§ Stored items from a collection
----

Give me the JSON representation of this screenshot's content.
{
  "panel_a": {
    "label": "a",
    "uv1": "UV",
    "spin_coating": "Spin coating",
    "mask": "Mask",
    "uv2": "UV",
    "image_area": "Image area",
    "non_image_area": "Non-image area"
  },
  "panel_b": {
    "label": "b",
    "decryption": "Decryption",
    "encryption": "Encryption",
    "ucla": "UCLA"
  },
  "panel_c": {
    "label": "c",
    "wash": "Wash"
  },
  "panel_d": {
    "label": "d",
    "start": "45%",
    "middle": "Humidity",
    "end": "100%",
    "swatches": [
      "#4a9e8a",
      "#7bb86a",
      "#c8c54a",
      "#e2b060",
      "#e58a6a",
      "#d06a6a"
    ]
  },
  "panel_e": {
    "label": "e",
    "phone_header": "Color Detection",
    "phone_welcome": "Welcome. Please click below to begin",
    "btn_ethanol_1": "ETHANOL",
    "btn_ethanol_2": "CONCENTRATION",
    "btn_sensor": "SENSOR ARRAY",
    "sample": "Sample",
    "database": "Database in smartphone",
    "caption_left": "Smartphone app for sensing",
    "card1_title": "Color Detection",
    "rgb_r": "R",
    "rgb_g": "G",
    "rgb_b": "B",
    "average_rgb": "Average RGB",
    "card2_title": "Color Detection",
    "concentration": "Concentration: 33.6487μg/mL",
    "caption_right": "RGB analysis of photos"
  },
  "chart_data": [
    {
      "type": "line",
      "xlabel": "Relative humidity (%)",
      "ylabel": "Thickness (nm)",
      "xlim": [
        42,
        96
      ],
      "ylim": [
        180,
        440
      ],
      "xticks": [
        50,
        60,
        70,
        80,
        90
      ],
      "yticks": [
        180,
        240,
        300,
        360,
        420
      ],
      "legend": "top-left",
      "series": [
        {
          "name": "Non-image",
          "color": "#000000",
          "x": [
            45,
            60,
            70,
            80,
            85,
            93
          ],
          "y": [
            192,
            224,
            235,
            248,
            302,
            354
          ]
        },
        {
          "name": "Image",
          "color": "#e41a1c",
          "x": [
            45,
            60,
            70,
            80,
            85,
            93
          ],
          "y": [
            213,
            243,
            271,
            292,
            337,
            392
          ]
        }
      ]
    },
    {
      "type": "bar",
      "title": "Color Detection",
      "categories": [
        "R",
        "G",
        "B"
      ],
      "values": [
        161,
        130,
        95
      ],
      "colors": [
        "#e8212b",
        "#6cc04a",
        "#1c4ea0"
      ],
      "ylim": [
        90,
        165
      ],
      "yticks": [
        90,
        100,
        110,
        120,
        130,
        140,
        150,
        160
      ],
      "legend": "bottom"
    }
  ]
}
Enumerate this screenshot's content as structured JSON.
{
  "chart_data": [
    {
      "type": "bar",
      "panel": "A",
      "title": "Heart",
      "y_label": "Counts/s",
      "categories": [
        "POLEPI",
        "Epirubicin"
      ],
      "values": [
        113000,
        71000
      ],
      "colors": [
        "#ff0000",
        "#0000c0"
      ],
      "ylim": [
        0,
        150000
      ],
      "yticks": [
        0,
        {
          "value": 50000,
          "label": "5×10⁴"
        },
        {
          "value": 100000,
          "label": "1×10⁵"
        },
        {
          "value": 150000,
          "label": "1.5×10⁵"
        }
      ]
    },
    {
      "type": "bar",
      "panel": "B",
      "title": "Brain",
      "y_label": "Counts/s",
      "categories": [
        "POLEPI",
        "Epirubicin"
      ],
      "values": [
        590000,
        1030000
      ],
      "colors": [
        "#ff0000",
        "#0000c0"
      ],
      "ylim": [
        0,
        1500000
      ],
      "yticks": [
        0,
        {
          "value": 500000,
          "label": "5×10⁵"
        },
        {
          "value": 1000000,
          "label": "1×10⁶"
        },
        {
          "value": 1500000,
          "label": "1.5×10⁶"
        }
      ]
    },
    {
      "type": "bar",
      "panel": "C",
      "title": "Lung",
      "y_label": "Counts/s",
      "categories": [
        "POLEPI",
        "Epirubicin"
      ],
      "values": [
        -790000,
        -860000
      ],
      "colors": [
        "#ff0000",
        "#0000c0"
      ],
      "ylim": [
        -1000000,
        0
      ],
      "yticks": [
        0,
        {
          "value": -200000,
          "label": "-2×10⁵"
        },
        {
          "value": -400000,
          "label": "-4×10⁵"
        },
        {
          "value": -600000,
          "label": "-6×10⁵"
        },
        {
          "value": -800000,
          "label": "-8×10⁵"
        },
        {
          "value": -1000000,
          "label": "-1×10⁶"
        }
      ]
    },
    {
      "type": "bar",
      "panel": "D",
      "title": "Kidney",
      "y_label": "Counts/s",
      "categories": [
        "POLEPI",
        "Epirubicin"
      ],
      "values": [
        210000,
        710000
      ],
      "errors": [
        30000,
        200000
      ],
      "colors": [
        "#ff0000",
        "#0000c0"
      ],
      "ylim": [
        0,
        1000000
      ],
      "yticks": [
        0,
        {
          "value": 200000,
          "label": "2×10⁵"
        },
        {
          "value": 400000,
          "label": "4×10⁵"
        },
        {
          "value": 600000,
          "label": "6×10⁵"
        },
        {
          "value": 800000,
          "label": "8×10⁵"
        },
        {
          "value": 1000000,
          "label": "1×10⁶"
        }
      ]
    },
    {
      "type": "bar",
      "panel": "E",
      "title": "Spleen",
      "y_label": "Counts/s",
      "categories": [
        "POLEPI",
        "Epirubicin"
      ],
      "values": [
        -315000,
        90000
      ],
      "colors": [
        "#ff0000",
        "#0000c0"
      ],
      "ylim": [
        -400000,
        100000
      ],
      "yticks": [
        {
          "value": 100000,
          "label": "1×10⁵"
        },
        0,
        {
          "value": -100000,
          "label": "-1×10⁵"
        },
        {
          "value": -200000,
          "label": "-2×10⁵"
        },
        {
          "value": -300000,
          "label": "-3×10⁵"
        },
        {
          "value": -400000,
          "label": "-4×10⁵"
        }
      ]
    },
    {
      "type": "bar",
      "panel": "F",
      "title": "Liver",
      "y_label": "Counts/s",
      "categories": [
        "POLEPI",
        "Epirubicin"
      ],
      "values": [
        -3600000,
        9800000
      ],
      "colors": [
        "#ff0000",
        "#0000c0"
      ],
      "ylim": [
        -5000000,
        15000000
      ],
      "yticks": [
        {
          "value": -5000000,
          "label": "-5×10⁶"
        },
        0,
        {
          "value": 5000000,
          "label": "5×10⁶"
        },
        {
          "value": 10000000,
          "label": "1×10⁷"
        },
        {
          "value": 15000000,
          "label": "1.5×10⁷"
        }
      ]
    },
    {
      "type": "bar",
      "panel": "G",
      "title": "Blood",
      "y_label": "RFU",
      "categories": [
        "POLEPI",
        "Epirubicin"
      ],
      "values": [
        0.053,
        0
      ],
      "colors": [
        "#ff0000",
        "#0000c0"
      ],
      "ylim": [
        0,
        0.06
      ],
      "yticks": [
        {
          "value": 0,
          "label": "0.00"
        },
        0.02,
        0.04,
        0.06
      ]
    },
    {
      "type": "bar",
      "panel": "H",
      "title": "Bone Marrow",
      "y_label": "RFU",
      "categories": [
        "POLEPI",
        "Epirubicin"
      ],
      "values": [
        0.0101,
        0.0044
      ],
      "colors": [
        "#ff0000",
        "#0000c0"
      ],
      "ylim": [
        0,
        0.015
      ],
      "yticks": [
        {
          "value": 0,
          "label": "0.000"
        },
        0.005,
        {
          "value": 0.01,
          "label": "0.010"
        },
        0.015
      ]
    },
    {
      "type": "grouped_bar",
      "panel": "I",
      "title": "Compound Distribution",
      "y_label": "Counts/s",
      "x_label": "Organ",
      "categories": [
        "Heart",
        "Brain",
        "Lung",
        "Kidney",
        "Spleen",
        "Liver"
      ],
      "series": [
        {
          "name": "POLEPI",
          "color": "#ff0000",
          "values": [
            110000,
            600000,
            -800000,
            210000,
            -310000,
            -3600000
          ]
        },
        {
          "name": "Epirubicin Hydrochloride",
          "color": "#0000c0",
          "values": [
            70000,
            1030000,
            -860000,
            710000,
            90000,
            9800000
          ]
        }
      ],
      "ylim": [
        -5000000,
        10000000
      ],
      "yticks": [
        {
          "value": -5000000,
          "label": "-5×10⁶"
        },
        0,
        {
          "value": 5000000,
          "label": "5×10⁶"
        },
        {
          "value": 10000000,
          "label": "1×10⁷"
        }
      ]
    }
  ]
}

----

§ Aim of the task
Copy out every line in the entries above that holds "content".

§ Exercise output
Give me the JSON representation of this screenshot's content.
Enumerate this screenshot's content as structured JSON.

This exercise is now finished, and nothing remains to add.